Check every line below for the word "Settings" and copy each one that has it.

Saved entries:
--- begin ---

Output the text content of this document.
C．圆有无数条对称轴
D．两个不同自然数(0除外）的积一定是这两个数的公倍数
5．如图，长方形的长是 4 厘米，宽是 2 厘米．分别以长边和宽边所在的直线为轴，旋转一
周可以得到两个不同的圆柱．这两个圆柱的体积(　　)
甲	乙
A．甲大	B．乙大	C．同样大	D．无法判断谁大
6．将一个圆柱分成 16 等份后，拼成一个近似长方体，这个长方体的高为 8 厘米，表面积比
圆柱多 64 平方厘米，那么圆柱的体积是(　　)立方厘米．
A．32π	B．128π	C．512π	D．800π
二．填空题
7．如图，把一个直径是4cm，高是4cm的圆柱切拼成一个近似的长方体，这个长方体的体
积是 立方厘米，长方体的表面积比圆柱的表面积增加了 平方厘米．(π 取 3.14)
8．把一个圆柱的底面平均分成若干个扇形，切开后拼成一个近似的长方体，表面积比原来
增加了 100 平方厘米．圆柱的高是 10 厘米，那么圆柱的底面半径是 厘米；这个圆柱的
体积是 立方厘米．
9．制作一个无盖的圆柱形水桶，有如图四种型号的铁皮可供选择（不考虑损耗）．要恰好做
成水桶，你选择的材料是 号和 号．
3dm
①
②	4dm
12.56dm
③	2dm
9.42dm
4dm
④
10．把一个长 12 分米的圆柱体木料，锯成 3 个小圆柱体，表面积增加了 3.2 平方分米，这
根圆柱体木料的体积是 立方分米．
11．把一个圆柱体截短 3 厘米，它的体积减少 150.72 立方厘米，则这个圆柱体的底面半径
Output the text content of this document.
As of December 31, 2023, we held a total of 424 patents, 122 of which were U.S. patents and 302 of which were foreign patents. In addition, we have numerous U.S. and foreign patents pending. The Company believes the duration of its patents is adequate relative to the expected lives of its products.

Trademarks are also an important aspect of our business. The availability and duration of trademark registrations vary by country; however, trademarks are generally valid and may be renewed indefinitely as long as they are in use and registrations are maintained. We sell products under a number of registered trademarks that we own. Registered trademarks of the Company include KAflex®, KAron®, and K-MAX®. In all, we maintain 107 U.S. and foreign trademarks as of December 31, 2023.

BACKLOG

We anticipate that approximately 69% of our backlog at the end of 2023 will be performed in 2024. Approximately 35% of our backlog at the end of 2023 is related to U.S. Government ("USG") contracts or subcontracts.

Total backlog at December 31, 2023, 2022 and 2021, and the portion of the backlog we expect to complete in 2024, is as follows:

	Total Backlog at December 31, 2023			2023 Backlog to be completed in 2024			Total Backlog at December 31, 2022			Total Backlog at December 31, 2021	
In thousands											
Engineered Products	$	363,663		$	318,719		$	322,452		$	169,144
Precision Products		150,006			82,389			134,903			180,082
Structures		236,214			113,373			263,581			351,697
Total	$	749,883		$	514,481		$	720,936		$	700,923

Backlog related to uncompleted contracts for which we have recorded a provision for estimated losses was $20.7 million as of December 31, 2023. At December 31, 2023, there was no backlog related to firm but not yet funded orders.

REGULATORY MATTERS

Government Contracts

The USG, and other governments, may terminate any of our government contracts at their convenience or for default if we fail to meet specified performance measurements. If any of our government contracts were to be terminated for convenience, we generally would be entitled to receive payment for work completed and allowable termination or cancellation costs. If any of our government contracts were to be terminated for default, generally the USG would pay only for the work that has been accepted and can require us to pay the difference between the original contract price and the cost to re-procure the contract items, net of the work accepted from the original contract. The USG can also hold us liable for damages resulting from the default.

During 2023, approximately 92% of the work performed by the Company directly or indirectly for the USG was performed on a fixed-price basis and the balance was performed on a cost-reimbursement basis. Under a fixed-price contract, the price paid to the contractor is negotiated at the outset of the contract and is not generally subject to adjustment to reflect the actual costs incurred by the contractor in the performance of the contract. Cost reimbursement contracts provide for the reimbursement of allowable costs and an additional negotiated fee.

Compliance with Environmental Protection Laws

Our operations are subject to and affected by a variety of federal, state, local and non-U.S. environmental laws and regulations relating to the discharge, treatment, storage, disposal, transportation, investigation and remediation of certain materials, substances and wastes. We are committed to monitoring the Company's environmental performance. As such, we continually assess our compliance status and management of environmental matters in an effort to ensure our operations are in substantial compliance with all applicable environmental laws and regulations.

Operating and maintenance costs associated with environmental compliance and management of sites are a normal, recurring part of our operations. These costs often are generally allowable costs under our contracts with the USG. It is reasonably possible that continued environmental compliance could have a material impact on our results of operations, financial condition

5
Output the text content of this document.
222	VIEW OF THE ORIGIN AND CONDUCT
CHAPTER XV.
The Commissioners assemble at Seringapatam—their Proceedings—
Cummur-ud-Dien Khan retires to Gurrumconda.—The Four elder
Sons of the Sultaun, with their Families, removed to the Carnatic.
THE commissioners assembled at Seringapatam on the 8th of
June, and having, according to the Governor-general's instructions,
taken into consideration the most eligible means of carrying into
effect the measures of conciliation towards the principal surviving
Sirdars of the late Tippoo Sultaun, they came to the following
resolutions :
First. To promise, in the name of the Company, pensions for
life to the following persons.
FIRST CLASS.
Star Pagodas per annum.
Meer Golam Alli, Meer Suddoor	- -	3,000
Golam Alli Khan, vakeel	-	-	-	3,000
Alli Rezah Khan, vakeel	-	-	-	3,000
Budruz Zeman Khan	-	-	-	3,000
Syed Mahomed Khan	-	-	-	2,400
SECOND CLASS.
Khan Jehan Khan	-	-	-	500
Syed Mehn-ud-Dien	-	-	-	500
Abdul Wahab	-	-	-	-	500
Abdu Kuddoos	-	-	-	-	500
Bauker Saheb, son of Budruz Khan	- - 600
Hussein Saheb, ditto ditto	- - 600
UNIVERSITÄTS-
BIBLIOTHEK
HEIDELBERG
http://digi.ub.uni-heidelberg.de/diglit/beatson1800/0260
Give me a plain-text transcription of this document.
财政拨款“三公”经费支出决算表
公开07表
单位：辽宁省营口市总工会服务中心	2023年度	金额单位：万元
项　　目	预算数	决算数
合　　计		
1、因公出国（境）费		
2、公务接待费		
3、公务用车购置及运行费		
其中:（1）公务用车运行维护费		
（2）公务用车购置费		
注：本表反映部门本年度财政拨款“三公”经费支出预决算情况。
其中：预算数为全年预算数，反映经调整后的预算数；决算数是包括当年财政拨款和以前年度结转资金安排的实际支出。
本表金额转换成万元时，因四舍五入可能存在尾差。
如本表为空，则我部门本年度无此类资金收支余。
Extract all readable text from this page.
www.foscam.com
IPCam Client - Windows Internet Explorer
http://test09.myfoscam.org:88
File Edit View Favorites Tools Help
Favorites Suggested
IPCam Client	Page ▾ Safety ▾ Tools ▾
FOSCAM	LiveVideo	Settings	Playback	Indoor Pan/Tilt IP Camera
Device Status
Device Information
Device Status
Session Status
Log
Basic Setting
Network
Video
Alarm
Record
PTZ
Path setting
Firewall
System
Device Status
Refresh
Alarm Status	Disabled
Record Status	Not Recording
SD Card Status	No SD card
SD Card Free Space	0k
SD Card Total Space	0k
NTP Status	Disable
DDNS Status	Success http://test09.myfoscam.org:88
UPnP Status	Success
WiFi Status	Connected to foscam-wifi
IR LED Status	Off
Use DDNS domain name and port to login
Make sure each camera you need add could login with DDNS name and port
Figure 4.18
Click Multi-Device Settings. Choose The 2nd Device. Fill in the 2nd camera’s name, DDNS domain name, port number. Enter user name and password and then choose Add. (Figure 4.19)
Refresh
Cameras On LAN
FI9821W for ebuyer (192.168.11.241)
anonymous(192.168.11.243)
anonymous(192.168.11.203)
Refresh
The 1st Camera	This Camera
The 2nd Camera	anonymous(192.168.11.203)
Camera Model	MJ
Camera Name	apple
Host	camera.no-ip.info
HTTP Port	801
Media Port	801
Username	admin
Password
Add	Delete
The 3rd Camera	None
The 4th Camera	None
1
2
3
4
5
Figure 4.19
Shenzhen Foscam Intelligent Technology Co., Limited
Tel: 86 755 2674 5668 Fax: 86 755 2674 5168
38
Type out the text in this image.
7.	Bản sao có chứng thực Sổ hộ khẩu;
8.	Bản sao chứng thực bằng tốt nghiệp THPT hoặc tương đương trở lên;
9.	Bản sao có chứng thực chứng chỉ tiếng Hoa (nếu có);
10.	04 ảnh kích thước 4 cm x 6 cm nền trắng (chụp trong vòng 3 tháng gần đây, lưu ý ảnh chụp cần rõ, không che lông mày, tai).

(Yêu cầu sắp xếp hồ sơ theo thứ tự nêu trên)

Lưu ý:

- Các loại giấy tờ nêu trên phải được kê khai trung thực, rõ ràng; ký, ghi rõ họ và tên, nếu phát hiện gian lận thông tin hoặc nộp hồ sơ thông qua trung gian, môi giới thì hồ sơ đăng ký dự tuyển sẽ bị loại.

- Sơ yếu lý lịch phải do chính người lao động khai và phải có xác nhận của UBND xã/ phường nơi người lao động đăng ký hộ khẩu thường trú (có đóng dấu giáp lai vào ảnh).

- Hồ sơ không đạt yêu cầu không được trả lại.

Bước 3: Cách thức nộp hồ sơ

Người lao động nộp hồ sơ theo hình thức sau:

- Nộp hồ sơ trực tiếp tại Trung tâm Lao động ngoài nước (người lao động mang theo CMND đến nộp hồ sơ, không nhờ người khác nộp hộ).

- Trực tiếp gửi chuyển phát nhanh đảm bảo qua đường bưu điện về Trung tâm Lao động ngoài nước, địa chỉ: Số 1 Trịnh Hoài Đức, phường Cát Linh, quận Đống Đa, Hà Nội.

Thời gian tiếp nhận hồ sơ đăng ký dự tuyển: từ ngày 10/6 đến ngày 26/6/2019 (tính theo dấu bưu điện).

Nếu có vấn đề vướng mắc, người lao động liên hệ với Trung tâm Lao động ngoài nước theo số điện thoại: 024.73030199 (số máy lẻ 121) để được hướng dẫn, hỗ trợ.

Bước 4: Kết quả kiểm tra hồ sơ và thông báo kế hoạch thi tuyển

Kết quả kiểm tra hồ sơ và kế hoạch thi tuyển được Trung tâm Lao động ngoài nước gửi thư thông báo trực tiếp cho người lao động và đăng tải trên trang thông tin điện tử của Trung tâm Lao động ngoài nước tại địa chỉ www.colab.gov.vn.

--- end ---

• [EXERCISE ANSWER]:
FOSCAM	LiveVideo	Settings	Playback	Indoor Pan/Tilt IP Camera
Click Multi-Device Settings. Choose The 2nd Device. Fill in the 2nd camera’s name, DDNS domain name, port number. Enter user name and password and then choose Add. (Figure 4.19)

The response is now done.